[Data tied to figure images]
★ ★ ★ ★ ★ ★ ★

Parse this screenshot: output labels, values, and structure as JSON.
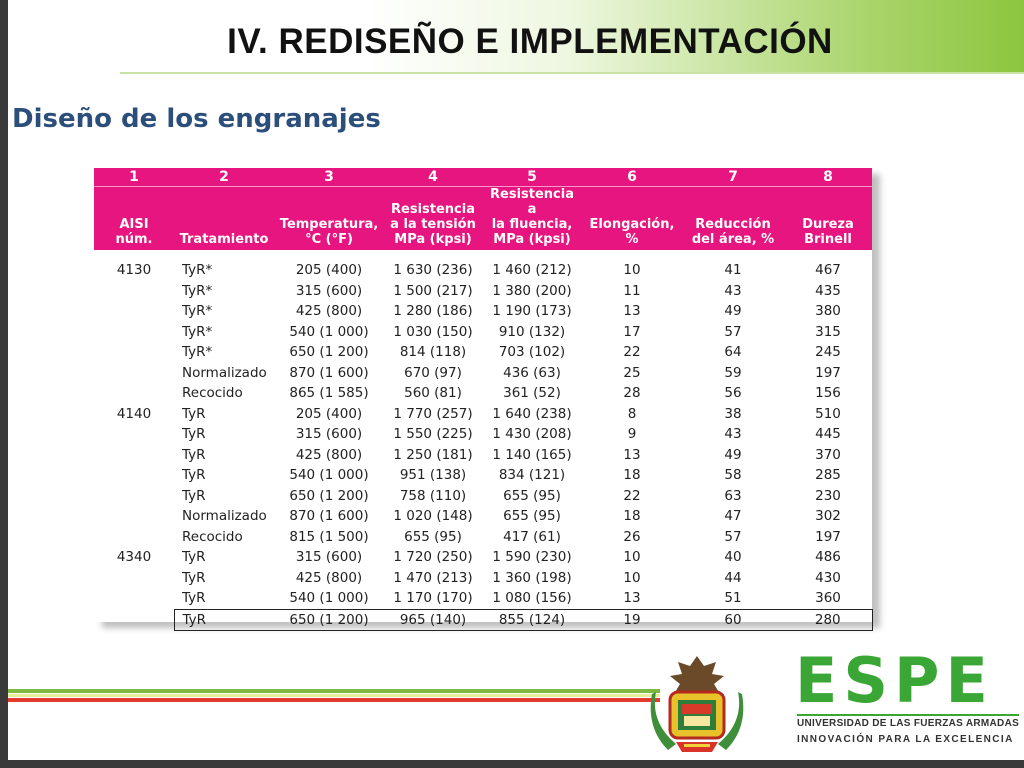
{
  "slide": {
    "title": "IV. REDISEÑO E IMPLEMENTACIÓN",
    "subtitle": "Diseño de los engranajes"
  },
  "table": {
    "numbers": [
      "1",
      "2",
      "3",
      "4",
      "5",
      "6",
      "7",
      "8"
    ],
    "headers": [
      [
        "AISI",
        "núm."
      ],
      [
        "Tratamiento"
      ],
      [
        "Temperatura,",
        "°C (°F)"
      ],
      [
        "Resistencia",
        "a la tensión",
        "MPa (kpsi)"
      ],
      [
        "Resistencia a",
        "la fluencia,",
        "MPa (kpsi)"
      ],
      [
        "Elongación,",
        "%"
      ],
      [
        "Reducción",
        "del área, %"
      ],
      [
        "Dureza",
        "Brinell"
      ]
    ],
    "rows": [
      [
        "4130",
        "TyR*",
        "205  (400)",
        "1 630  (236)",
        "1 460  (212)",
        "10",
        "41",
        "467"
      ],
      [
        "",
        "TyR*",
        "315  (600)",
        "1 500  (217)",
        "1 380  (200)",
        "11",
        "43",
        "435"
      ],
      [
        "",
        "TyR*",
        "425  (800)",
        "1 280  (186)",
        "1 190  (173)",
        "13",
        "49",
        "380"
      ],
      [
        "",
        "TyR*",
        "540  (1 000)",
        "1 030  (150)",
        "910  (132)",
        "17",
        "57",
        "315"
      ],
      [
        "",
        "TyR*",
        "650  (1 200)",
        "814  (118)",
        "703  (102)",
        "22",
        "64",
        "245"
      ],
      [
        "",
        "Normalizado",
        "870  (1 600)",
        "670  (97)",
        "436  (63)",
        "25",
        "59",
        "197"
      ],
      [
        "",
        "Recocido",
        "865  (1 585)",
        "560  (81)",
        "361  (52)",
        "28",
        "56",
        "156"
      ],
      [
        "4140",
        "TyR",
        "205  (400)",
        "1 770  (257)",
        "1 640  (238)",
        "8",
        "38",
        "510"
      ],
      [
        "",
        "TyR",
        "315  (600)",
        "1 550  (225)",
        "1 430  (208)",
        "9",
        "43",
        "445"
      ],
      [
        "",
        "TyR",
        "425  (800)",
        "1 250  (181)",
        "1 140  (165)",
        "13",
        "49",
        "370"
      ],
      [
        "",
        "TyR",
        "540  (1 000)",
        "951  (138)",
        "834  (121)",
        "18",
        "58",
        "285"
      ],
      [
        "",
        "TyR",
        "650  (1 200)",
        "758  (110)",
        "655  (95)",
        "22",
        "63",
        "230"
      ],
      [
        "",
        "Normalizado",
        "870  (1 600)",
        "1 020  (148)",
        "655  (95)",
        "18",
        "47",
        "302"
      ],
      [
        "",
        "Recocido",
        "815  (1 500)",
        "655  (95)",
        "417  (61)",
        "26",
        "57",
        "197"
      ],
      [
        "4340",
        "TyR",
        "315  (600)",
        "1 720  (250)",
        "1 590  (230)",
        "10",
        "40",
        "486"
      ],
      [
        "",
        "TyR",
        "425  (800)",
        "1 470  (213)",
        "1 360  (198)",
        "10",
        "44",
        "430"
      ],
      [
        "",
        "TyR",
        "540  (1 000)",
        "1 170  (170)",
        "1 080  (156)",
        "13",
        "51",
        "360"
      ],
      [
        "",
        "TyR",
        "650  (1 200)",
        "965  (140)",
        "855  (124)",
        "19",
        "60",
        "280"
      ]
    ],
    "highlighted_row": 17
  },
  "logo": {
    "name": "ESPE",
    "line1": "UNIVERSIDAD DE LAS FUERZAS ARMADAS",
    "line2": "INNOVACIÓN PARA LA EXCELENCIA"
  },
  "colors": {
    "header_magenta": "#e6157f",
    "espe_green": "#3aa635",
    "subtitle_blue": "#2c4e7a",
    "title_gradient_green": "#8cc63f"
  }
}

★ ★ ★ ★ ★ ★ ★

■ Instruction ■
All of the entries above should be copied exactly, except for the pictures.

■ Solution for this exercise ■
Parse this screenshot: output labels, values, and structure as JSON.
{
  "slide": {
    "title": "IV. REDISEÑO E IMPLEMENTACIÓN",
    "subtitle": "Diseño de los engranajes"
  },
  "table": {
    "numbers": [
      "1",
      "2",
      "3",
      "4",
      "5",
      "6",
      "7",
      "8"
    ],
    "headers": [
      [
        "AISI",
        "núm."
      ],
      [
        "Tratamiento"
      ],
      [
        "Temperatura,",
        "°C (°F)"
      ],
      [
        "Resistencia",
        "a la tensión",
        "MPa (kpsi)"
      ],
      [
        "Resistencia a",
        "la fluencia,",
        "MPa (kpsi)"
      ],
      [
        "Elongación,",
        "%"
      ],
      [
        "Reducción",
        "del área, %"
      ],
      [
        "Dureza",
        "Brinell"
      ]
    ],
    "rows": [
      [
        "4130",
        "TyR*",
        "205  (400)",
        "1 630  (236)",
        "1 460  (212)",
        "10",
        "41",
        "467"
      ],
      [
        "",
        "TyR*",
        "315  (600)",
        "1 500  (217)",
        "1 380  (200)",
        "11",
        "43",
        "435"
      ],
      [
        "",
        "TyR*",
        "425  (800)",
        "1 280  (186)",
        "1 190  (173)",
        "13",
        "49",
        "380"
      ],
      [
        "",
        "TyR*",
        "540  (1 000)",
        "1 030  (150)",
        "910  (132)",
        "17",
        "57",
        "315"
      ],
      [
        "",
        "TyR*",
        "650  (1 200)",
        "814  (118)",
        "703  (102)",
        "22",
        "64",
        "245"
      ],
      [
        "",
        "Normalizado",
        "870  (1 600)",
        "670  (97)",
        "436  (63)",
        "25",
        "59",
        "197"
      ],
      [
        "",
        "Recocido",
        "865  (1 585)",
        "560  (81)",
        "361  (52)",
        "28",
        "56",
        "156"
      ],
      [
        "4140",
        "TyR",
        "205  (400)",
        "1 770  (257)",
        "1 640  (238)",
        "8",
        "38",
        "510"
      ],
      [
        "",
        "TyR",
        "315  (600)",
        "1 550  (225)",
        "1 430  (208)",
        "9",
        "43",
        "445"
      ],
      [
        "",
        "TyR",
        "425  (800)",
        "1 250  (181)",
        "1 140  (165)",
        "13",
        "49",
        "370"
      ],
      [
        "",
        "TyR",
        "540  (1 000)",
        "951  (138)",
        "834  (121)",
        "18",
        "58",
        "285"
      ],
      [
        "",
        "TyR",
        "650  (1 200)",
        "758  (110)",
        "655  (95)",
        "22",
        "63",
        "230"
      ],
      [
        "",
        "Normalizado",
        "870  (1 600)",
        "1 020  (148)",
        "655  (95)",
        "18",
        "47",
        "302"
      ],
      [
        "",
        "Recocido",
        "815  (1 500)",
        "655  (95)",
        "417  (61)",
        "26",
        "57",
        "197"
      ],
      [
        "4340",
        "TyR",
        "315  (600)",
        "1 720  (250)",
        "1 590  (230)",
        "10",
        "40",
        "486"
      ],
      [
        "",
        "TyR",
        "425  (800)",
        "1 470  (213)",
        "1 360  (198)",
        "10",
        "44",
        "430"
      ],
      [
        "",
        "TyR",
        "540  (1 000)",
        "1 170  (170)",
        "1 080  (156)",
        "13",
        "51",
        "360"
      ],
      [
        "",
        "TyR",
        "650  (1 200)",
        "965  (140)",
        "855  (124)",
        "19",
        "60",
        "280"
      ]
    ],
    "highlighted_row": 17
  },
  "logo": {
    "name": "ESPE",
    "line1": "UNIVERSIDAD DE LAS FUERZAS ARMADAS",
    "line2": "INNOVACIÓN PARA LA EXCELENCIA"
  },
  "colors": {
    "header_magenta": "#e6157f",
    "espe_green": "#3aa635",
    "subtitle_blue": "#2c4e7a",
    "title_gradient_green": "#8cc63f"
  }
}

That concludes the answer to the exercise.